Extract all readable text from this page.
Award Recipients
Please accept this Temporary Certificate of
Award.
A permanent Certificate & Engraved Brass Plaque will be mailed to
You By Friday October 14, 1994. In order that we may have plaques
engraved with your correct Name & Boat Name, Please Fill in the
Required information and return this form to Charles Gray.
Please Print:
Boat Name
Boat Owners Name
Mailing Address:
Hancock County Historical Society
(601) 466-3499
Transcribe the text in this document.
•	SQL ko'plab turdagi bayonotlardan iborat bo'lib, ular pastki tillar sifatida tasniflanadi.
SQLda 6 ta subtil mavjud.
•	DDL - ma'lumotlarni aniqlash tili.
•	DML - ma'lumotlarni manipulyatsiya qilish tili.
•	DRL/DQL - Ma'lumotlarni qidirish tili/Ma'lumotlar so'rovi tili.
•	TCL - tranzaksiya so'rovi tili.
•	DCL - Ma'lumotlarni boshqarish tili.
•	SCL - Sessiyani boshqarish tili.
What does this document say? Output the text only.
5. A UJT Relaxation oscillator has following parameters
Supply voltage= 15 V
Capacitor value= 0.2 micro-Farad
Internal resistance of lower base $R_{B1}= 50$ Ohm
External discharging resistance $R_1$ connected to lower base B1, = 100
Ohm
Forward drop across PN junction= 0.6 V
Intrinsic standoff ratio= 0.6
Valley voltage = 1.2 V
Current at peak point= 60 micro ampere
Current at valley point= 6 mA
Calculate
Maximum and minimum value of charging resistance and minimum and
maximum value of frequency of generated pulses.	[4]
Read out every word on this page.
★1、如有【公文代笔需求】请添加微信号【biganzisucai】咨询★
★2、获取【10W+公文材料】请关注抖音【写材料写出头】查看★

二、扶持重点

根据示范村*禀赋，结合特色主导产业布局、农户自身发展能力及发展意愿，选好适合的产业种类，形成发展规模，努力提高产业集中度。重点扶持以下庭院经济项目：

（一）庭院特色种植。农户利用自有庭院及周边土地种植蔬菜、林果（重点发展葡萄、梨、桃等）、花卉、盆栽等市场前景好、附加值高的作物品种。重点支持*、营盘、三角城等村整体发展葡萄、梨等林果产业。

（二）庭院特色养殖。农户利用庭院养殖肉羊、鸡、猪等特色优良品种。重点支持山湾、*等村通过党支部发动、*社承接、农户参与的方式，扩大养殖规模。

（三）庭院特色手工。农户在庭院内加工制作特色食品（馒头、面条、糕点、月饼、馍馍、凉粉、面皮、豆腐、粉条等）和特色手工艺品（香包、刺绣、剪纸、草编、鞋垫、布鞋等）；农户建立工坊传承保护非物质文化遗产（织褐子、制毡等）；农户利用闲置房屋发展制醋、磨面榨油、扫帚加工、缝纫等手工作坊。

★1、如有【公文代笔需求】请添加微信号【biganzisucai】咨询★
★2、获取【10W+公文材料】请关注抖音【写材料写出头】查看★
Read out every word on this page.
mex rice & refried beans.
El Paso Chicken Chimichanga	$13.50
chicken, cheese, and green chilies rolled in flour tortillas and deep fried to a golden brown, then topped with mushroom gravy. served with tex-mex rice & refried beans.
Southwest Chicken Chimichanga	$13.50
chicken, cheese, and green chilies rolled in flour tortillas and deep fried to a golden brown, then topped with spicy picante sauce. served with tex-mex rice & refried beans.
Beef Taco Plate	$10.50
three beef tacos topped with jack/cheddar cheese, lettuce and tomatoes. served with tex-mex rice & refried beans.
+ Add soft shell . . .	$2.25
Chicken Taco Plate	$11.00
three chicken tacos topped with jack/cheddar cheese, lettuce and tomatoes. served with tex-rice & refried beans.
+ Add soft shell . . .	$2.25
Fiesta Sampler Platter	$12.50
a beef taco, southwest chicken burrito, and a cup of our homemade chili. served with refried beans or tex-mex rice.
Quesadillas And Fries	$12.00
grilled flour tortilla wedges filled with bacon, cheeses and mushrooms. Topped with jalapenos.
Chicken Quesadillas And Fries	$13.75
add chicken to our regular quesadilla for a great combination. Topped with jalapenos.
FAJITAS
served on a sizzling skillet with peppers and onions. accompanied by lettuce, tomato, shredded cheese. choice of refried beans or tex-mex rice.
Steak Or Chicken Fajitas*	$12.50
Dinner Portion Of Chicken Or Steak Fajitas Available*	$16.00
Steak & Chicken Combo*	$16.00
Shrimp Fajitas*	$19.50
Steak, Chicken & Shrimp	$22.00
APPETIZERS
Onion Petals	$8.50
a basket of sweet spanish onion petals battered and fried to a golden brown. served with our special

□ □ □ □ □ □ □

■ Instruction:
Which lines contain "Steak"? Copy each of them.

■ Task result:
Steak Or Chicken Fajitas*	$12.50
Dinner Portion Of Chicken Or Steak Fajitas Available*	$16.00
Steak & Chicken Combo*	$16.00
Steak, Chicken & Shrimp	$22.00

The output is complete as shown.